● Supplied material
** begin **

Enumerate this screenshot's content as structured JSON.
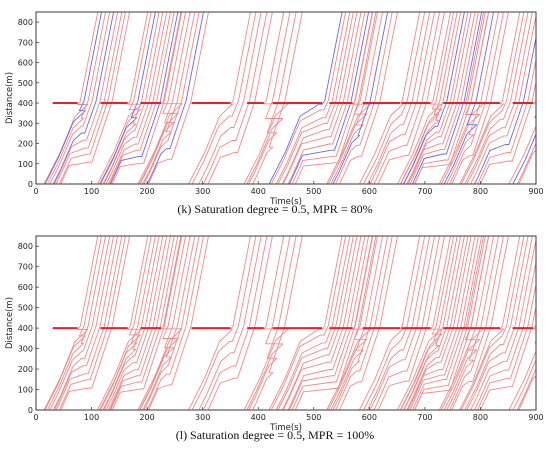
{
  "chart_data": [
    {
      "type": "line",
      "title": "",
      "caption": "(k) Saturation degree = 0.5, MPR = 80%",
      "xlabel": "Time(s)",
      "ylabel": "Distance(m)",
      "xlim": [
        0,
        900
      ],
      "ylim": [
        0,
        850
      ],
      "xticks": [
        0,
        100,
        200,
        300,
        400,
        500,
        600,
        700,
        800,
        900
      ],
      "yticks": [
        0,
        100,
        200,
        300,
        400,
        500,
        600,
        700,
        800
      ],
      "grid": false,
      "signal_stop_line": {
        "distance": 400,
        "color": "#e8202a"
      },
      "series_colors": {
        "human_driven": "#f08a8a",
        "connected_automated": "#6a6ae0"
      },
      "cycles": [
        {
          "start": 12,
          "green": 75,
          "n": 9,
          "cav": [
            1,
            4
          ]
        },
        {
          "start": 108,
          "green": 165,
          "n": 10,
          "cav": [
            2,
            8
          ]
        },
        {
          "start": 180,
          "green": 225,
          "n": 7,
          "cav": [
            5
          ]
        },
        {
          "start": 272,
          "green": 350,
          "n": 5,
          "cav": []
        },
        {
          "start": 372,
          "green": 410,
          "n": 4,
          "cav": []
        },
        {
          "start": 418,
          "green": 515,
          "n": 10,
          "cav": [
            0,
            7
          ]
        },
        {
          "start": 520,
          "green": 570,
          "n": 6,
          "cav": [
            3
          ]
        },
        {
          "start": 580,
          "green": 655,
          "n": 6,
          "cav": []
        },
        {
          "start": 650,
          "green": 710,
          "n": 12,
          "cav": [
            4,
            9
          ]
        },
        {
          "start": 725,
          "green": 770,
          "n": 6,
          "cav": [
            2
          ]
        },
        {
          "start": 760,
          "green": 835,
          "n": 8,
          "cav": [
            5
          ]
        },
        {
          "start": 850,
          "green": 895,
          "n": 4,
          "cav": [
            1
          ]
        }
      ]
    },
    {
      "type": "line",
      "title": "",
      "caption": "(l) Saturation degree = 0.5, MPR = 100%",
      "xlabel": "Time(s)",
      "ylabel": "Distance(m)",
      "xlim": [
        0,
        900
      ],
      "ylim": [
        0,
        850
      ],
      "xticks": [
        0,
        100,
        200,
        300,
        400,
        500,
        600,
        700,
        800,
        900
      ],
      "yticks": [
        0,
        100,
        200,
        300,
        400,
        500,
        600,
        700,
        800
      ],
      "grid": false,
      "signal_stop_line": {
        "distance": 400,
        "color": "#e8202a"
      },
      "series_colors": {
        "human_driven": "#f08a8a"
      },
      "cycles": [
        {
          "start": 12,
          "green": 75,
          "n": 9,
          "cav": []
        },
        {
          "start": 108,
          "green": 165,
          "n": 10,
          "cav": []
        },
        {
          "start": 180,
          "green": 225,
          "n": 7,
          "cav": []
        },
        {
          "start": 272,
          "green": 350,
          "n": 5,
          "cav": []
        },
        {
          "start": 372,
          "green": 410,
          "n": 4,
          "cav": []
        },
        {
          "start": 418,
          "green": 515,
          "n": 10,
          "cav": []
        },
        {
          "start": 520,
          "green": 570,
          "n": 6,
          "cav": []
        },
        {
          "start": 580,
          "green": 655,
          "n": 6,
          "cav": []
        },
        {
          "start": 650,
          "green": 710,
          "n": 12,
          "cav": []
        },
        {
          "start": 725,
          "green": 770,
          "n": 6,
          "cav": []
        },
        {
          "start": 760,
          "green": 835,
          "n": 8,
          "cav": []
        },
        {
          "start": 850,
          "green": 895,
          "n": 4,
          "cav": []
        }
      ]
    }
  ]
}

** end **

● Task statement
Take the listing above and restate it word for word, without its pictures.

● Completed task
Enumerate this screenshot's content as structured JSON.
{
  "chart_data": [
    {
      "type": "line",
      "title": "",
      "caption": "(k) Saturation degree = 0.5, MPR = 80%",
      "xlabel": "Time(s)",
      "ylabel": "Distance(m)",
      "xlim": [
        0,
        900
      ],
      "ylim": [
        0,
        850
      ],
      "xticks": [
        0,
        100,
        200,
        300,
        400,
        500,
        600,
        700,
        800,
        900
      ],
      "yticks": [
        0,
        100,
        200,
        300,
        400,
        500,
        600,
        700,
        800
      ],
      "grid": false,
      "signal_stop_line": {
        "distance": 400,
        "color": "#e8202a"
      },
      "series_colors": {
        "human_driven": "#f08a8a",
        "connected_automated": "#6a6ae0"
      },
      "cycles": [
        {
          "start": 12,
          "green": 75,
          "n": 9,
          "cav": [
            1,
            4
          ]
        },
        {
          "start": 108,
          "green": 165,
          "n": 10,
          "cav": [
            2,
            8
          ]
        },
        {
          "start": 180,
          "green": 225,
          "n": 7,
          "cav": [
            5
          ]
        },
        {
          "start": 272,
          "green": 350,
          "n": 5,
          "cav": []
        },
        {
          "start": 372,
          "green": 410,
          "n": 4,
          "cav": []
        },
        {
          "start": 418,
          "green": 515,
          "n": 10,
          "cav": [
            0,
            7
          ]
        },
        {
          "start": 520,
          "green": 570,
          "n": 6,
          "cav": [
            3
          ]
        },
        {
          "start": 580,
          "green": 655,
          "n": 6,
          "cav": []
        },
        {
          "start": 650,
          "green": 710,
          "n": 12,
          "cav": [
            4,
            9
          ]
        },
        {
          "start": 725,
          "green": 770,
          "n": 6,
          "cav": [
            2
          ]
        },
        {
          "start": 760,
          "green": 835,
          "n": 8,
          "cav": [
            5
          ]
        },
        {
          "start": 850,
          "green": 895,
          "n": 4,
          "cav": [
            1
          ]
        }
      ]
    },
    {
      "type": "line",
      "title": "",
      "caption": "(l) Saturation degree = 0.5, MPR = 100%",
      "xlabel": "Time(s)",
      "ylabel": "Distance(m)",
      "xlim": [
        0,
        900
      ],
      "ylim": [
        0,
        850
      ],
      "xticks": [
        0,
        100,
        200,
        300,
        400,
        500,
        600,
        700,
        800,
        900
      ],
      "yticks": [
        0,
        100,
        200,
        300,
        400,
        500,
        600,
        700,
        800
      ],
      "grid": false,
      "signal_stop_line": {
        "distance": 400,
        "color": "#e8202a"
      },
      "series_colors": {
        "human_driven": "#f08a8a"
      },
      "cycles": [
        {
          "start": 12,
          "green": 75,
          "n": 9,
          "cav": []
        },
        {
          "start": 108,
          "green": 165,
          "n": 10,
          "cav": []
        },
        {
          "start": 180,
          "green": 225,
          "n": 7,
          "cav": []
        },
        {
          "start": 272,
          "green": 350,
          "n": 5,
          "cav": []
        },
        {
          "start": 372,
          "green": 410,
          "n": 4,
          "cav": []
        },
        {
          "start": 418,
          "green": 515,
          "n": 10,
          "cav": []
        },
        {
          "start": 520,
          "green": 570,
          "n": 6,
          "cav": []
        },
        {
          "start": 580,
          "green": 655,
          "n": 6,
          "cav": []
        },
        {
          "start": 650,
          "green": 710,
          "n": 12,
          "cav": []
        },
        {
          "start": 725,
          "green": 770,
          "n": 6,
          "cav": []
        },
        {
          "start": 760,
          "green": 835,
          "n": 8,
          "cav": []
        },
        {
          "start": 850,
          "green": 895,
          "n": 4,
          "cav": []
        }
      ]
    }
  ]
}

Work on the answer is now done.